Element and region data:
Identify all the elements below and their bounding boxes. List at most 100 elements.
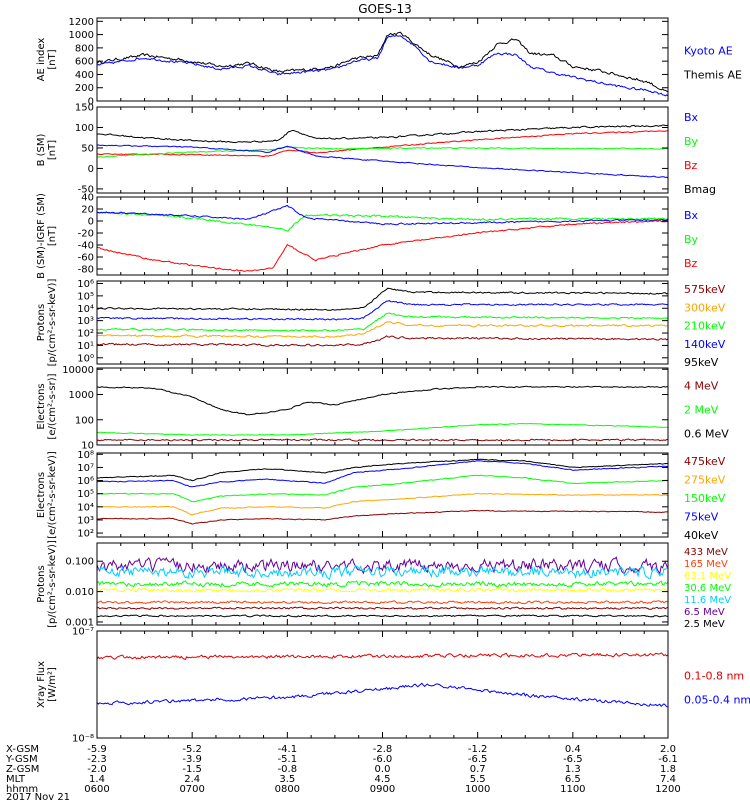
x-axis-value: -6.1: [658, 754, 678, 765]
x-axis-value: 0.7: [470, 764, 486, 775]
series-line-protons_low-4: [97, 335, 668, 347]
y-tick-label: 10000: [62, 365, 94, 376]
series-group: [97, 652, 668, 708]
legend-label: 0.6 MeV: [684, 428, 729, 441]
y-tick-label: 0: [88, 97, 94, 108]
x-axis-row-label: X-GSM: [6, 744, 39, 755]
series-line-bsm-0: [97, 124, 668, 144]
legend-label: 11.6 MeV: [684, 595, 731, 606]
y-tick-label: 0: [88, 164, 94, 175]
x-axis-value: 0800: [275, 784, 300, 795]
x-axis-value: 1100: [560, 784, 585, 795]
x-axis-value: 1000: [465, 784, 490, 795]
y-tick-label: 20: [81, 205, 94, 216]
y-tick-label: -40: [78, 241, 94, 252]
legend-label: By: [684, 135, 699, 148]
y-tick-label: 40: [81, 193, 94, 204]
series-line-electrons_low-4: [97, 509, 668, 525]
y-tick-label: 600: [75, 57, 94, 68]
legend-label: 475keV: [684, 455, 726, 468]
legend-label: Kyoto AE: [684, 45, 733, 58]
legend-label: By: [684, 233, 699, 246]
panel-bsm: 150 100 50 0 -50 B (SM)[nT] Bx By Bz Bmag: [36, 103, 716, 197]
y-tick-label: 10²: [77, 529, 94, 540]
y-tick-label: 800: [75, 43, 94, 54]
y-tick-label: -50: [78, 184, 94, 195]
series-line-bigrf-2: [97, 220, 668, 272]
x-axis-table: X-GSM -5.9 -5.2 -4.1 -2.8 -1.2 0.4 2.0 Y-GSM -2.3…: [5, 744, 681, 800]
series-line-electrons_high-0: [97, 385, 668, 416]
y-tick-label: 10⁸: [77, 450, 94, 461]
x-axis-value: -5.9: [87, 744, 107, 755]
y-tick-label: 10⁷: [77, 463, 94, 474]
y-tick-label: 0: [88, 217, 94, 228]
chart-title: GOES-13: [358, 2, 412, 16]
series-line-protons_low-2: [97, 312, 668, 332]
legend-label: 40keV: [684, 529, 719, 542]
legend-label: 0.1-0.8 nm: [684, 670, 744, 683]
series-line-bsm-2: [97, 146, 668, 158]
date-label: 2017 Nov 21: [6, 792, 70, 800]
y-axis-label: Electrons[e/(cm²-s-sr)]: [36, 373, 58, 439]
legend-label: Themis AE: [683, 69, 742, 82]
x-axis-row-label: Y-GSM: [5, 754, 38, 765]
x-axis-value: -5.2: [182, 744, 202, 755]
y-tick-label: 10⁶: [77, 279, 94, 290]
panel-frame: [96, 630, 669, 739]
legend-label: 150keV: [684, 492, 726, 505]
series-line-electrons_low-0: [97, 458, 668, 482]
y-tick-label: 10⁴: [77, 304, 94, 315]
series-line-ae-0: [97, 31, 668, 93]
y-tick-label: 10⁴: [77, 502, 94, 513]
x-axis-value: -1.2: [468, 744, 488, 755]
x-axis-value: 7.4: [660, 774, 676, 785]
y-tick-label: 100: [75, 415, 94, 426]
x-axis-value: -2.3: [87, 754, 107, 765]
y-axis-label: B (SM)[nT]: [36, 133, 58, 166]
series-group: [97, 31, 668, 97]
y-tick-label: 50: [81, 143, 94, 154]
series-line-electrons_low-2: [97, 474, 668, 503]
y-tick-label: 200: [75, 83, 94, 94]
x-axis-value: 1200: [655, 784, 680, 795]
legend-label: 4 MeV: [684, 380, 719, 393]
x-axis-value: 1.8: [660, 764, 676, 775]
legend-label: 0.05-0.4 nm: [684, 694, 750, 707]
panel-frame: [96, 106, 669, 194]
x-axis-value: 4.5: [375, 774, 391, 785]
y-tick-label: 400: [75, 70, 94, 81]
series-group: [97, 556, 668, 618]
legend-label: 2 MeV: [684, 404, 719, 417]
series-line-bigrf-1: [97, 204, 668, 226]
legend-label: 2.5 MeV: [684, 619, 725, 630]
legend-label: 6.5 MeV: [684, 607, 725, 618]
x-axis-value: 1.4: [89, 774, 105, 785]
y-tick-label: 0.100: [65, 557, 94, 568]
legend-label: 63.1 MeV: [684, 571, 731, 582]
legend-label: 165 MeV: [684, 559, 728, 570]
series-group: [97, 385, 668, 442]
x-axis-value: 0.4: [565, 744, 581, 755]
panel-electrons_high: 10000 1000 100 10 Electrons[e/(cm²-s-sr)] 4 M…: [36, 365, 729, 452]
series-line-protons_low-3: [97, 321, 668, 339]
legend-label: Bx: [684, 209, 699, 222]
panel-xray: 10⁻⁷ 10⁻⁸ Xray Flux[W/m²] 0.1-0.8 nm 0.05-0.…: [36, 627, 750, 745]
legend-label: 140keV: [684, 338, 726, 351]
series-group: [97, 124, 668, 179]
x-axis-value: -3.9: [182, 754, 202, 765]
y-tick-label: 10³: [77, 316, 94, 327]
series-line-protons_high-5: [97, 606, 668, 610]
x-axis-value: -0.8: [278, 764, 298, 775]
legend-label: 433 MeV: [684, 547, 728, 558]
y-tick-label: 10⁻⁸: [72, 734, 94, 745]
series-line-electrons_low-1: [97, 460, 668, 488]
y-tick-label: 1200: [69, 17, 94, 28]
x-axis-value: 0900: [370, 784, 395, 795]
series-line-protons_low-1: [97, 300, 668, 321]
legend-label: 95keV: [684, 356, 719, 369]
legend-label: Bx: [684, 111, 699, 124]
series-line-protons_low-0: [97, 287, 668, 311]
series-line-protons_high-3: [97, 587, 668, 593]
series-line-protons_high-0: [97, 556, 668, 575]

Written instruction: Rewrite all the items above with "legend-label" changed to "legend-text" and nothing else altered. Omit the pictures from your answer.

Result:
Identify all the elements below and their bounding boxes. List at most 100 elements.
x-axis-value: -6.1: [658, 754, 678, 765]
x-axis-value: 0.7: [470, 764, 486, 775]
series-line-protons_low-4: [97, 335, 668, 347]
y-tick-label: 10000: [62, 365, 94, 376]
series-group: [97, 652, 668, 708]
legend-text: 0.6 MeV: [684, 428, 729, 441]
y-tick-label: 0: [88, 97, 94, 108]
x-axis-row-label: X-GSM: [6, 744, 39, 755]
series-line-bsm-0: [97, 124, 668, 144]
legend-text: 11.6 MeV: [684, 595, 731, 606]
y-tick-label: 0: [88, 164, 94, 175]
x-axis-value: 0800: [275, 784, 300, 795]
x-axis-value: 1100: [560, 784, 585, 795]
x-axis-value: 1000: [465, 784, 490, 795]
y-tick-label: 20: [81, 205, 94, 216]
y-tick-label: -40: [78, 241, 94, 252]
legend-text: By: [684, 135, 699, 148]
y-tick-label: 40: [81, 193, 94, 204]
series-line-electrons_low-4: [97, 509, 668, 525]
y-tick-label: 600: [75, 57, 94, 68]
legend-text: 475keV: [684, 455, 726, 468]
legend-text: Kyoto AE: [684, 45, 733, 58]
legend-text: By: [684, 233, 699, 246]
panel-bsm: 150 100 50 0 -50 B (SM)[nT] Bx By Bz Bmag: [36, 103, 716, 197]
y-tick-label: 10²: [77, 529, 94, 540]
y-tick-label: 800: [75, 43, 94, 54]
y-tick-label: -50: [78, 184, 94, 195]
series-line-bigrf-2: [97, 220, 668, 272]
x-axis-table: X-GSM -5.9 -5.2 -4.1 -2.8 -1.2 0.4 2.0 Y-GSM -2.3…: [5, 744, 681, 800]
series-line-electrons_high-0: [97, 385, 668, 416]
y-tick-label: 10⁸: [77, 450, 94, 461]
x-axis-value: -5.9: [87, 744, 107, 755]
y-tick-label: 10⁷: [77, 463, 94, 474]
y-tick-label: 0: [88, 217, 94, 228]
chart-title: GOES-13: [358, 2, 412, 16]
series-line-protons_low-2: [97, 312, 668, 332]
legend-text: 40keV: [684, 529, 719, 542]
legend-text: 0.1-0.8 nm: [684, 670, 744, 683]
series-line-bsm-2: [97, 146, 668, 158]
date-label: 2017 Nov 21: [6, 792, 70, 800]
y-axis-label: Electrons[e/(cm²-s-sr)]: [36, 373, 58, 439]
legend-text: Themis AE: [683, 69, 742, 82]
x-axis-row-label: Y-GSM: [5, 754, 38, 765]
x-axis-value: -5.2: [182, 744, 202, 755]
y-tick-label: 10⁶: [77, 279, 94, 290]
panel-frame: [96, 630, 669, 739]
legend-text: 150keV: [684, 492, 726, 505]
series-line-electrons_low-0: [97, 458, 668, 482]
y-tick-label: 10⁴: [77, 304, 94, 315]
series-line-ae-0: [97, 31, 668, 93]
y-tick-label: 10⁴: [77, 502, 94, 513]
x-axis-value: -1.2: [468, 744, 488, 755]
x-axis-value: 7.4: [660, 774, 676, 785]
y-tick-label: 100: [75, 415, 94, 426]
x-axis-value: -2.3: [87, 754, 107, 765]
y-axis-label: B (SM)[nT]: [36, 133, 58, 166]
series-group: [97, 31, 668, 97]
y-tick-label: 50: [81, 143, 94, 154]
series-line-electrons_low-2: [97, 474, 668, 503]
y-tick-label: 200: [75, 83, 94, 94]
x-axis-value: 1200: [655, 784, 680, 795]
legend-text: 4 MeV: [684, 380, 719, 393]
x-axis-value: 1.8: [660, 764, 676, 775]
legend-text: 0.05-0.4 nm: [684, 694, 750, 707]
panel-frame: [96, 106, 669, 194]
x-axis-value: 4.5: [375, 774, 391, 785]
y-tick-label: 400: [75, 70, 94, 81]
series-group: [97, 556, 668, 618]
legend-text: 2 MeV: [684, 404, 719, 417]
series-line-bigrf-1: [97, 204, 668, 226]
legend-text: 2.5 MeV: [684, 619, 725, 630]
legend-text: 6.5 MeV: [684, 607, 725, 618]
x-axis-value: 1.4: [89, 774, 105, 785]
y-tick-label: 0.100: [65, 557, 94, 568]
legend-text: 63.1 MeV: [684, 571, 731, 582]
legend-text: 165 MeV: [684, 559, 728, 570]
series-group: [97, 385, 668, 442]
x-axis-value: 0.4: [565, 744, 581, 755]
panel-electrons_high: 10000 1000 100 10 Electrons[e/(cm²-s-sr)] 4 M…: [36, 365, 729, 452]
series-line-protons_low-3: [97, 321, 668, 339]
legend-text: Bx: [684, 209, 699, 222]
panel-xray: 10⁻⁷ 10⁻⁸ Xray Flux[W/m²] 0.1-0.8 nm 0.05-0.…: [36, 627, 750, 745]
legend-text: 140keV: [684, 338, 726, 351]
series-group: [97, 124, 668, 179]
x-axis-value: -3.9: [182, 754, 202, 765]
y-tick-label: 10³: [77, 316, 94, 327]
series-line-protons_high-5: [97, 606, 668, 610]
x-axis-value: -0.8: [278, 764, 298, 775]
legend-text: 433 MeV: [684, 547, 728, 558]
y-tick-label: 10⁻⁸: [72, 734, 94, 745]
series-line-electrons_low-1: [97, 460, 668, 488]
y-tick-label: 1200: [69, 17, 94, 28]
x-axis-value: 0900: [370, 784, 395, 795]
series-line-protons_low-1: [97, 300, 668, 321]
legend-text: 95keV: [684, 356, 719, 369]
legend-text: Bx: [684, 111, 699, 124]
series-line-protons_low-0: [97, 287, 668, 311]
series-line-protons_high-3: [97, 587, 668, 593]
series-line-protons_high-0: [97, 556, 668, 575]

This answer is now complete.